RAW DATA:
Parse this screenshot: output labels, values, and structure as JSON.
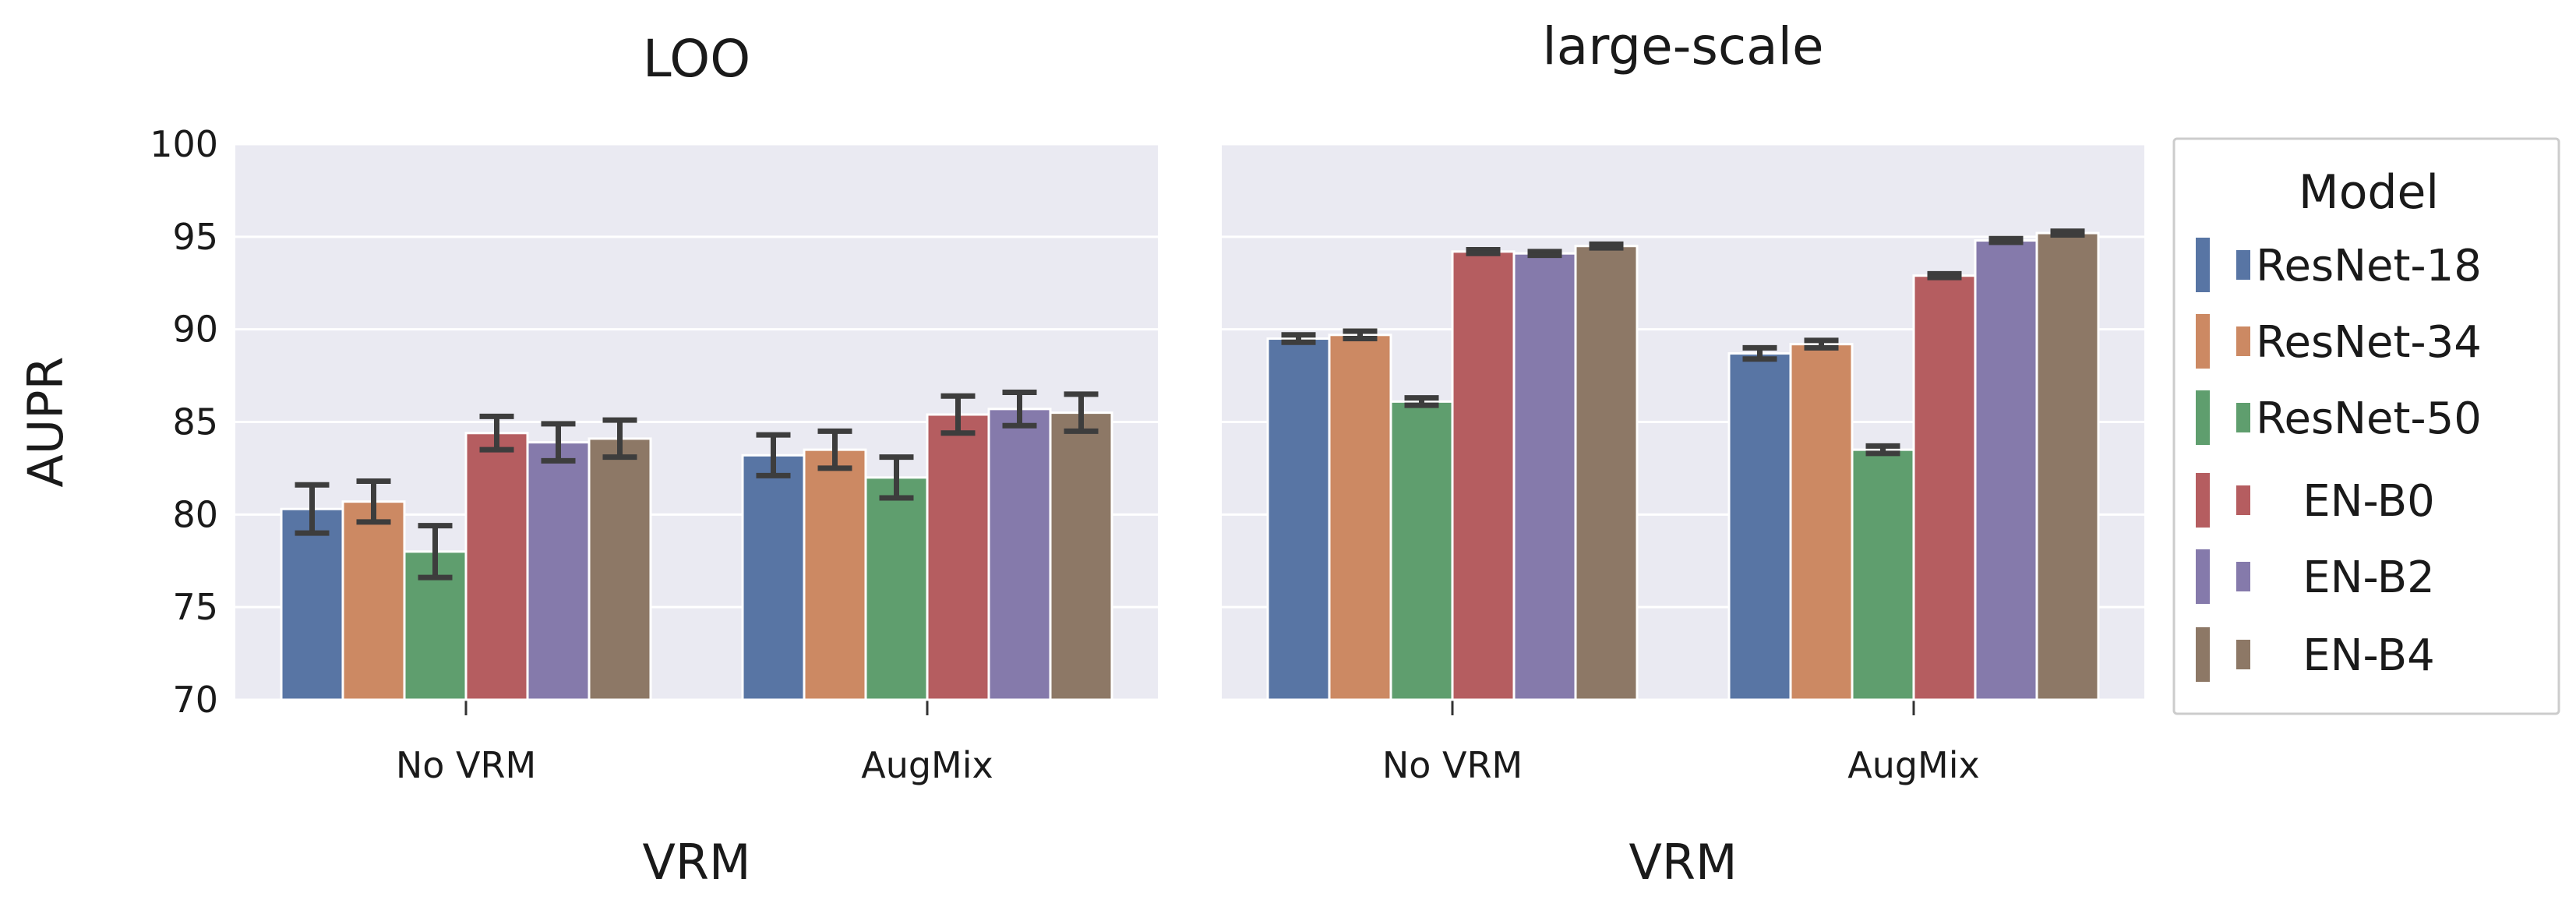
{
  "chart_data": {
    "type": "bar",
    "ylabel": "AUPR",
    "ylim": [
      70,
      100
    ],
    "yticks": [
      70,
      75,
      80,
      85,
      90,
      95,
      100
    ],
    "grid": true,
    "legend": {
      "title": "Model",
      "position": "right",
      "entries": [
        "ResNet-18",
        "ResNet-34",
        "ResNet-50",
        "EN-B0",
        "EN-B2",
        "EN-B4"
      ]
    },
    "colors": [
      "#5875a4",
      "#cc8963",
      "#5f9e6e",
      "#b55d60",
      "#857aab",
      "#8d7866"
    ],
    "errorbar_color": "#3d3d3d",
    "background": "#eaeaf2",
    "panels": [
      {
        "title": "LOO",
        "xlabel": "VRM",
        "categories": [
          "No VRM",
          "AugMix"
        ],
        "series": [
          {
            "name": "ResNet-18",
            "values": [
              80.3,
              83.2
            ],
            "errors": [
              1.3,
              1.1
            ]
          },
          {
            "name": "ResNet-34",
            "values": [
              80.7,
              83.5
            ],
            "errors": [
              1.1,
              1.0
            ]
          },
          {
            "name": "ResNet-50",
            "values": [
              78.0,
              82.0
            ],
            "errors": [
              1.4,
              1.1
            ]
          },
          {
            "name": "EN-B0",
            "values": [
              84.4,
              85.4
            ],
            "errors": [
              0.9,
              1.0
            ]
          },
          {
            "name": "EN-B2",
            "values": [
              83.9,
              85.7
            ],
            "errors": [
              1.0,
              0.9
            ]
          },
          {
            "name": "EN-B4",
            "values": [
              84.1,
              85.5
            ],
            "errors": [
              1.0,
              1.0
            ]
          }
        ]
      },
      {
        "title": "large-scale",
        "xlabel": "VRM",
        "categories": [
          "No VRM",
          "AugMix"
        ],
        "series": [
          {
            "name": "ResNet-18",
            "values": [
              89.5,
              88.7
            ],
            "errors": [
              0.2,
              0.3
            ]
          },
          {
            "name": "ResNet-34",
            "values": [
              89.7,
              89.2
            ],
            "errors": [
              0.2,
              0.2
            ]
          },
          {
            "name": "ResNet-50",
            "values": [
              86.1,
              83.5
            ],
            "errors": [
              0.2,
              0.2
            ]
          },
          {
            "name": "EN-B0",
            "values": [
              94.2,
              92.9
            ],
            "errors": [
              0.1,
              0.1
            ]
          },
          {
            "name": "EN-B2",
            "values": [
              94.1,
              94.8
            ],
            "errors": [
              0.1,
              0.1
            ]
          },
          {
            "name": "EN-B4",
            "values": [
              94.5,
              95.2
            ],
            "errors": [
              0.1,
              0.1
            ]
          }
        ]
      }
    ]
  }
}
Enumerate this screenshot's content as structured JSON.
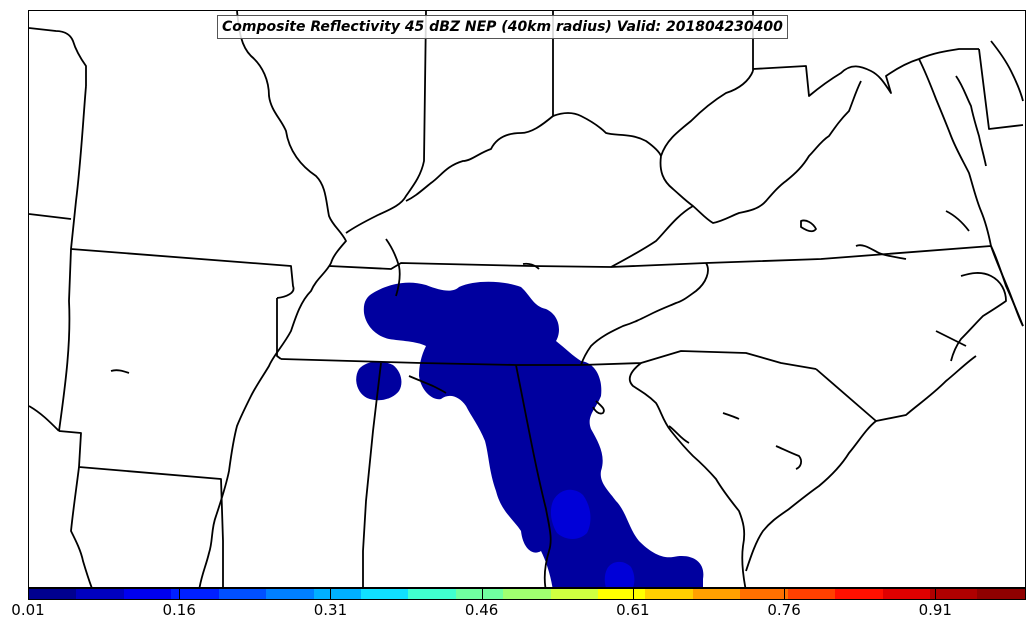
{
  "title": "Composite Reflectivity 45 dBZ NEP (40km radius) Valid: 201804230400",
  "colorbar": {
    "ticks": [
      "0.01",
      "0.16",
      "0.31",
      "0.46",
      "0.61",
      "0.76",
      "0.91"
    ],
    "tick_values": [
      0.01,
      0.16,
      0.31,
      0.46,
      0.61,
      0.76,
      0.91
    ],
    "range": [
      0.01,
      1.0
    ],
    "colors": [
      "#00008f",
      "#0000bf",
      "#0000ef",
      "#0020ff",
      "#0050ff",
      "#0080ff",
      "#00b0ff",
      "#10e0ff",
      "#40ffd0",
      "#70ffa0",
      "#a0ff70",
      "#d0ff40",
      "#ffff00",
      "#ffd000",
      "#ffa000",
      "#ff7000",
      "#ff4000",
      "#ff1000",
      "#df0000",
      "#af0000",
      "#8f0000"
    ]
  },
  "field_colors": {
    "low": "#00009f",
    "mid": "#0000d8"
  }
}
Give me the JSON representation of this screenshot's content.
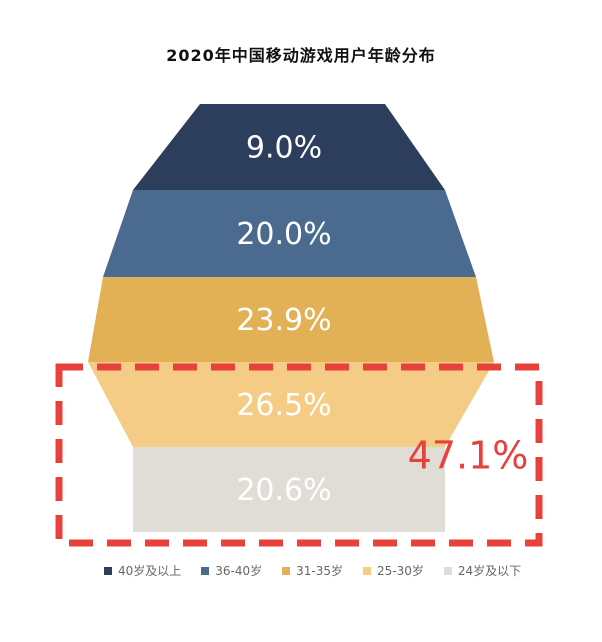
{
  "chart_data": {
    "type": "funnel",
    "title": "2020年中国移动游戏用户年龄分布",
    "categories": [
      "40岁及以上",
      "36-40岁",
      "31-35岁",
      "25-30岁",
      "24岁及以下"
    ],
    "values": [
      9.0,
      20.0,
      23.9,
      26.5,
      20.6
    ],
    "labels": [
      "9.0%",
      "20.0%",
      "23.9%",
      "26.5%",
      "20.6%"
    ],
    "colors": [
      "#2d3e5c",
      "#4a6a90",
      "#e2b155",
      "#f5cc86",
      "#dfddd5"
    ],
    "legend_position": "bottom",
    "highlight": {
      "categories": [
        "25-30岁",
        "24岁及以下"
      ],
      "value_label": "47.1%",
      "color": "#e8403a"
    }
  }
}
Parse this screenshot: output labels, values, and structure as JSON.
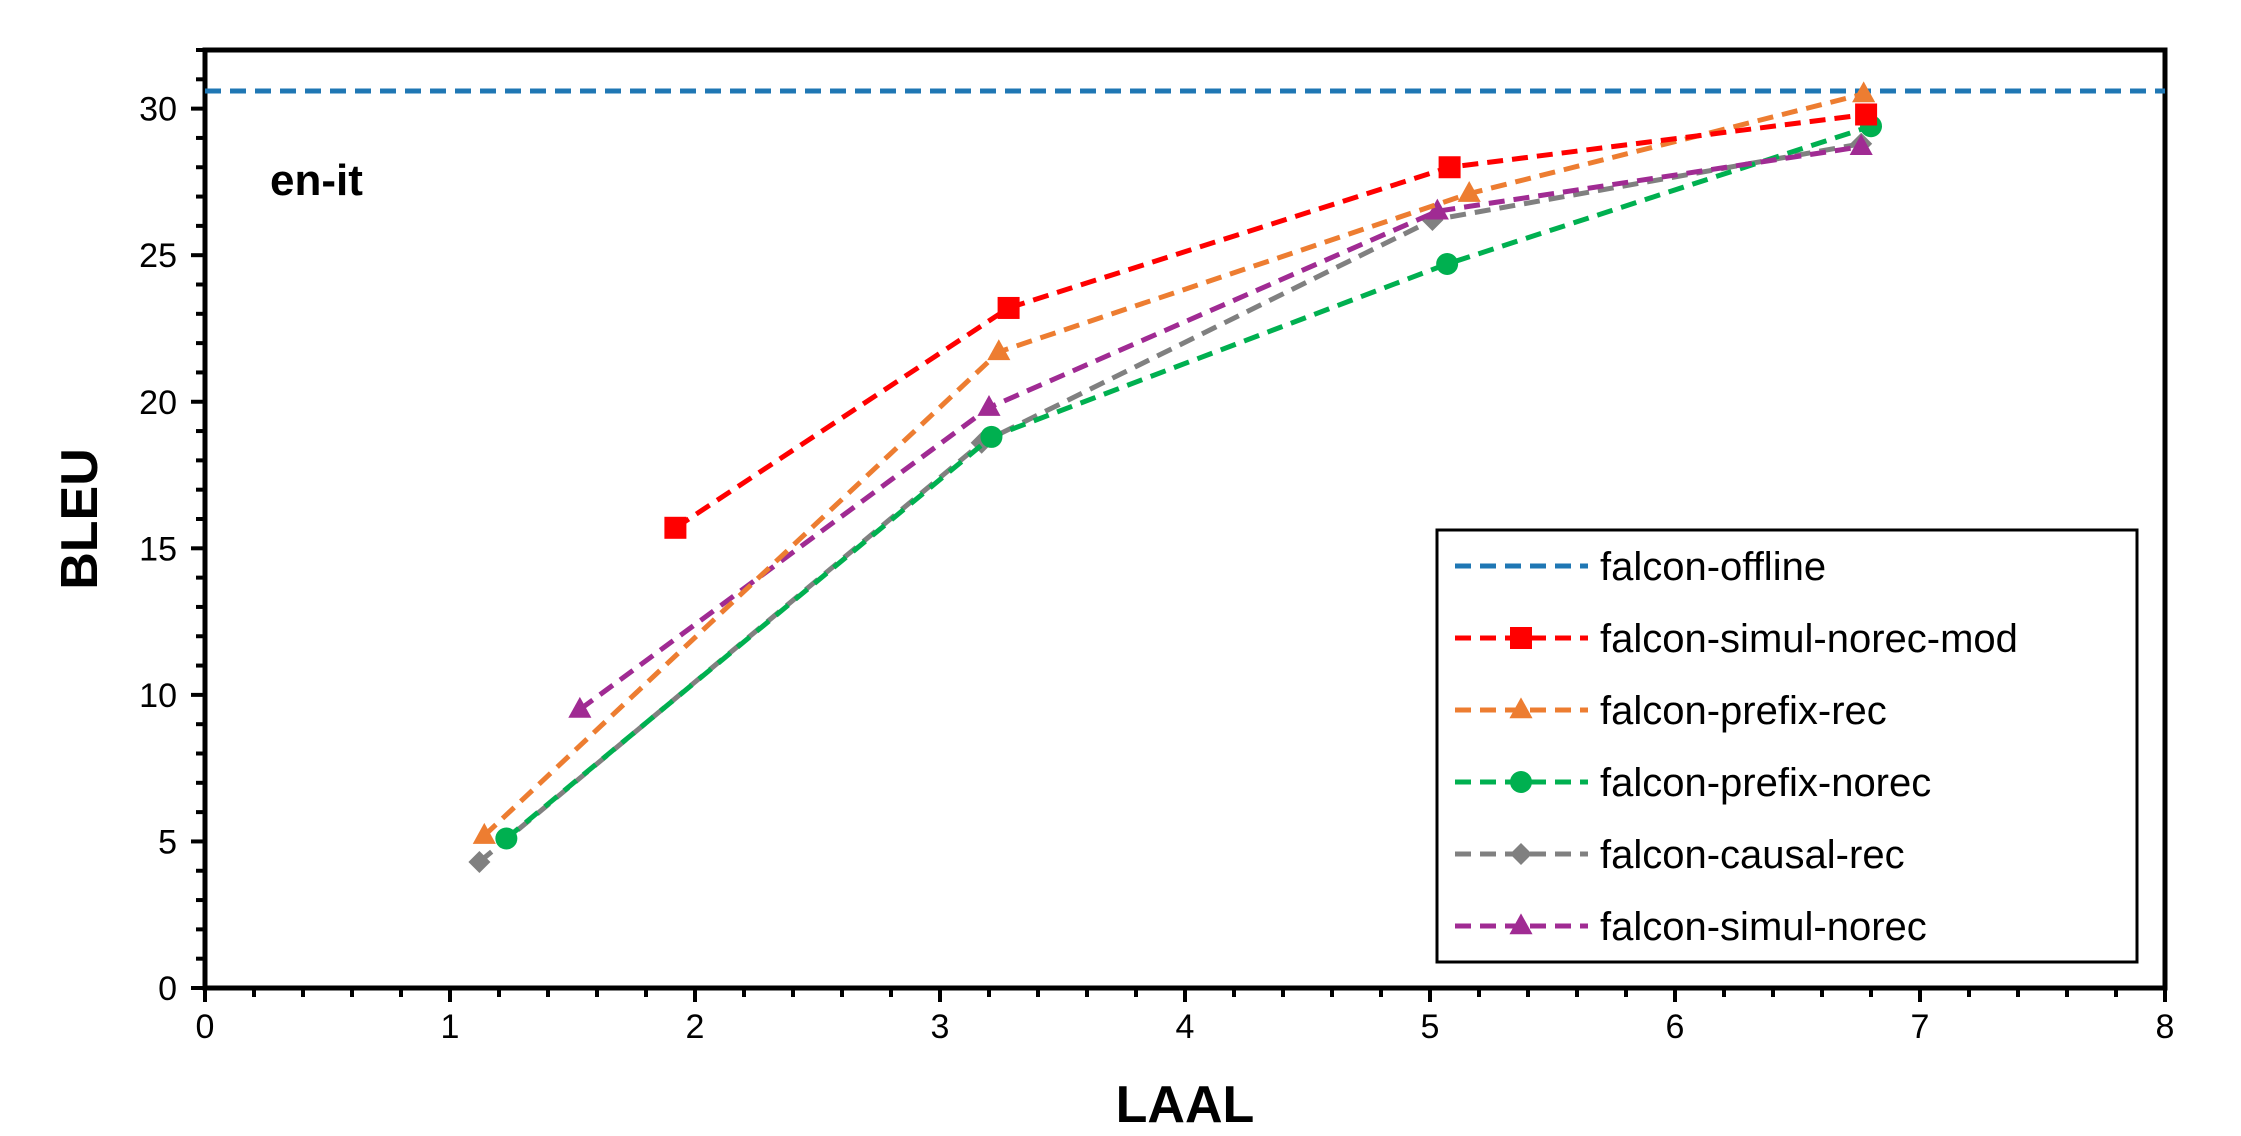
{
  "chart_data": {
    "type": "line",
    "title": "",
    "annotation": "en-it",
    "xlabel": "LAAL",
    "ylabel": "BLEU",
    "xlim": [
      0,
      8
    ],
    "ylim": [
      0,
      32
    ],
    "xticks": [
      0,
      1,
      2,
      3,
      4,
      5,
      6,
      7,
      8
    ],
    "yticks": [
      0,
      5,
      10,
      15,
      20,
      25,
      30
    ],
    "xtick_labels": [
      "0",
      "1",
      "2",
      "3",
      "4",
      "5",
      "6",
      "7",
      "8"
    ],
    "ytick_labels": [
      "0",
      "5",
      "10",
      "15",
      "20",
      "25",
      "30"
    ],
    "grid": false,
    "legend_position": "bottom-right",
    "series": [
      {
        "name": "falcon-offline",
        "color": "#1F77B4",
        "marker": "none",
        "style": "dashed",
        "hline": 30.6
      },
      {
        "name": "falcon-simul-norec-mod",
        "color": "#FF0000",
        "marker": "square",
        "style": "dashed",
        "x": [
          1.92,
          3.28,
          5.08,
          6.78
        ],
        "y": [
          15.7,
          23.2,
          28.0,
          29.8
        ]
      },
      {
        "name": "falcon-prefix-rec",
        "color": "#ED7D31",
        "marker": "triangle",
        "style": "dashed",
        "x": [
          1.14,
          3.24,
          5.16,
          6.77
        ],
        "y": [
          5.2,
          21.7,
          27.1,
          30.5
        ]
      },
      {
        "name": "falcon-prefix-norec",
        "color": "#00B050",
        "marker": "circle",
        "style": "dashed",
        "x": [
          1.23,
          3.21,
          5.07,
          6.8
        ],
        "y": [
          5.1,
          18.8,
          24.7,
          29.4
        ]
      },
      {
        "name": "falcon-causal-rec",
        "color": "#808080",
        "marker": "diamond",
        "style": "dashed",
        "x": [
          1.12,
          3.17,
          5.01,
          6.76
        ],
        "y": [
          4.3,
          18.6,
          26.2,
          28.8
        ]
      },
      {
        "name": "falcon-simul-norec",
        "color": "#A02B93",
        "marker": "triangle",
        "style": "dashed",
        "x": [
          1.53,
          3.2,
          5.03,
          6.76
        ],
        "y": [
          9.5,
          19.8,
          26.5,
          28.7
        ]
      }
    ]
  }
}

OBJECTIVE: Every line holding "this" should be copied out.

ANSWER:
Parse this screenshot: output labels, values, and structure as JSON.
Enumerate this screenshot's content as structured JSON.
Give me the JSON representation of this screenshot's content.
Parse this screenshot: output labels, values, and structure as JSON.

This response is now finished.